-- Start Records shown --
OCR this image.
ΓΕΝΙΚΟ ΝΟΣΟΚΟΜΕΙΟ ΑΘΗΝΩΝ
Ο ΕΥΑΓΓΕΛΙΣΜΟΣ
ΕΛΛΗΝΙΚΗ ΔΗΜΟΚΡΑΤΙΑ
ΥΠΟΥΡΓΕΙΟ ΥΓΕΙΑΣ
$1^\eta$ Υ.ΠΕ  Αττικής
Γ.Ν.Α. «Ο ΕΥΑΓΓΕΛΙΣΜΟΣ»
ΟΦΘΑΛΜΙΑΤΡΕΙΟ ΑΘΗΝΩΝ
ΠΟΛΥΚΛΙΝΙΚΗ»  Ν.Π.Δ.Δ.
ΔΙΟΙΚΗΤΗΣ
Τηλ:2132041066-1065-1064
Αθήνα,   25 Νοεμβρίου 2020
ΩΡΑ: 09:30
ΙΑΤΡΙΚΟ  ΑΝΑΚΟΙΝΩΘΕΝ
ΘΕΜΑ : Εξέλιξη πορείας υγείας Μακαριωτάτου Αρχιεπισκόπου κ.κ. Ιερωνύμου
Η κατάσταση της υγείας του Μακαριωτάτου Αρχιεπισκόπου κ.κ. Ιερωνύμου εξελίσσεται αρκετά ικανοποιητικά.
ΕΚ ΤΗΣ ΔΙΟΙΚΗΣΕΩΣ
-- End Records shown --
Instructions for the task >> Your task is to transcribe the listing above in full, exactly as given.

Correct response >>
OCR this image.
ΓΕΝΙΚΟ ΝΟΣΟΚΟΜΕΙΟ ΑΘΗΝΩΝ
Ο ΕΥΑΓΓΕΛΙΣΜΟΣ
ΕΛΛΗΝΙΚΗ ΔΗΜΟΚΡΑΤΙΑ
ΥΠΟΥΡΓΕΙΟ ΥΓΕΙΑΣ
$1^\eta$ Υ.ΠΕ  Αττικής
Γ.Ν.Α. «Ο ΕΥΑΓΓΕΛΙΣΜΟΣ»
ΟΦΘΑΛΜΙΑΤΡΕΙΟ ΑΘΗΝΩΝ
ΠΟΛΥΚΛΙΝΙΚΗ»  Ν.Π.Δ.Δ.
ΔΙΟΙΚΗΤΗΣ
Τηλ:2132041066-1065-1064
Αθήνα,   25 Νοεμβρίου 2020
ΩΡΑ: 09:30
ΙΑΤΡΙΚΟ  ΑΝΑΚΟΙΝΩΘΕΝ
ΘΕΜΑ : Εξέλιξη πορείας υγείας Μακαριωτάτου Αρχιεπισκόπου κ.κ. Ιερωνύμου
Η κατάσταση της υγείας του Μακαριωτάτου Αρχιεπισκόπου κ.κ. Ιερωνύμου εξελίσσεται αρκετά ικανοποιητικά.
ΕΚ ΤΗΣ ΔΙΟΙΚΗΣΕΩΣ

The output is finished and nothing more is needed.